DATASET EXTRACT:

* * * * *

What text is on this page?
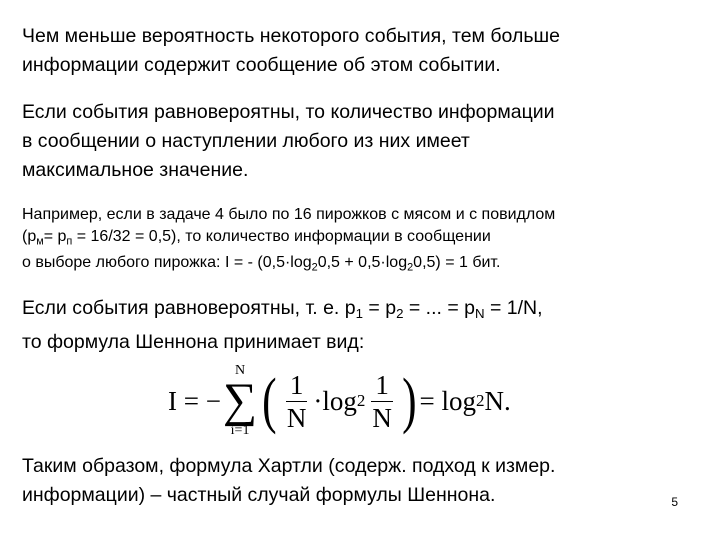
Чем меньше вероятность некоторого события, тем больше
информации содержит сообщение об этом событии.
Если события равновероятны, то количество информации
в сообщении о наступлении любого из них имеет
максимальное значение.
Например, если в задаче 4 было по 16 пирожков с мясом и с повидлом
$(p_м= p_п = 16/32 = 0,5)$, то количество информации в сообщении
о выборе любого пирожка: I = - $(0,5\cdot\log_20,5 + 0,5\cdot\log_20,5) = 1$ бит.
Если события равновероятны, т. е. $p_1 = p_2$ = ... = $p_N = 1/N$,
то формула Шеннона принимает вид:
I = −
N
∑
i=1 ( $\frac{1}{N} \cdot\log$ $2 \frac{1}{N}$ ) = log 2 N.
Таким образом, формула Хартли (содерж. подход к измер.
информации) – частный случай формулы Шеннона.	5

* * * * *

TASK DETAILS: Leave the pictures out, and transcribe each of the records exactly.

WRITTEN ANSWER:
What text is on this page?
Чем меньше вероятность некоторого события, тем больше
информации содержит сообщение об этом событии.
Если события равновероятны, то количество информации
в сообщении о наступлении любого из них имеет
максимальное значение.
Например, если в задаче 4 было по 16 пирожков с мясом и с повидлом
$(p_м= p_п = 16/32 = 0,5)$, то количество информации в сообщении
о выборе любого пирожка: I = - $(0,5\cdot\log_20,5 + 0,5\cdot\log_20,5) = 1$ бит.
Если события равновероятны, т. е. $p_1 = p_2$ = ... = $p_N = 1/N$,
то формула Шеннона принимает вид:
I = −
N
∑
i=1 ( $\frac{1}{N} \cdot\log$ $2 \frac{1}{N}$ ) = log 2 N.
Таким образом, формула Хартли (содерж. подход к измер.
информации) – частный случай формулы Шеннона.	5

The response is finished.